Dataset records
* BEGIN *
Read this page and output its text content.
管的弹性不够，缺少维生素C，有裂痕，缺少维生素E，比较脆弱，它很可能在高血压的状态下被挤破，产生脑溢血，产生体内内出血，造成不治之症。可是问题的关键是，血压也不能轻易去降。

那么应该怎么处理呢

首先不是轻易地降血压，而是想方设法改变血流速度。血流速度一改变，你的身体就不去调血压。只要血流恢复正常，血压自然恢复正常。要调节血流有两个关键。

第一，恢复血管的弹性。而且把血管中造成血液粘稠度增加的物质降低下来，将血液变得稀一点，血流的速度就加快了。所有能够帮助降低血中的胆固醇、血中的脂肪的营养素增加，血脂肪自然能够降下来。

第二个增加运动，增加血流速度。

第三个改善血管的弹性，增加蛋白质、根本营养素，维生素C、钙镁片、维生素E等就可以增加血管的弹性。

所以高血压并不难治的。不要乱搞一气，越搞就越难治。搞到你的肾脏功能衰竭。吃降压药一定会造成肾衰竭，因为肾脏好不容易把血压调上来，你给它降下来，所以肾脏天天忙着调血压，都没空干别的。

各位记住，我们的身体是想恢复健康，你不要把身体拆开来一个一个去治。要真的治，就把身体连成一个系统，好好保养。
* END *
Written exercise:
Retype the material above, line by line, exactly.

Answer to this exercise:
Read this page and output its text content.
管的弹性不够，缺少维生素C，有裂痕，缺少维生素E，比较脆弱，它很可能在高血压的状态下被挤破，产生脑溢血，产生体内内出血，造成不治之症。可是问题的关键是，血压也不能轻易去降。

那么应该怎么处理呢

首先不是轻易地降血压，而是想方设法改变血流速度。血流速度一改变，你的身体就不去调血压。只要血流恢复正常，血压自然恢复正常。要调节血流有两个关键。

第一，恢复血管的弹性。而且把血管中造成血液粘稠度增加的物质降低下来，将血液变得稀一点，血流的速度就加快了。所有能够帮助降低血中的胆固醇、血中的脂肪的营养素增加，血脂肪自然能够降下来。

第二个增加运动，增加血流速度。

第三个改善血管的弹性，增加蛋白质、根本营养素，维生素C、钙镁片、维生素E等就可以增加血管的弹性。

所以高血压并不难治的。不要乱搞一气，越搞就越难治。搞到你的肾脏功能衰竭。吃降压药一定会造成肾衰竭，因为肾脏好不容易把血压调上来，你给它降下来，所以肾脏天天忙着调血压，都没空干别的。

各位记住，我们的身体是想恢复健康，你不要把身体拆开来一个一个去治。要真的治，就把身体连成一个系统，好好保养。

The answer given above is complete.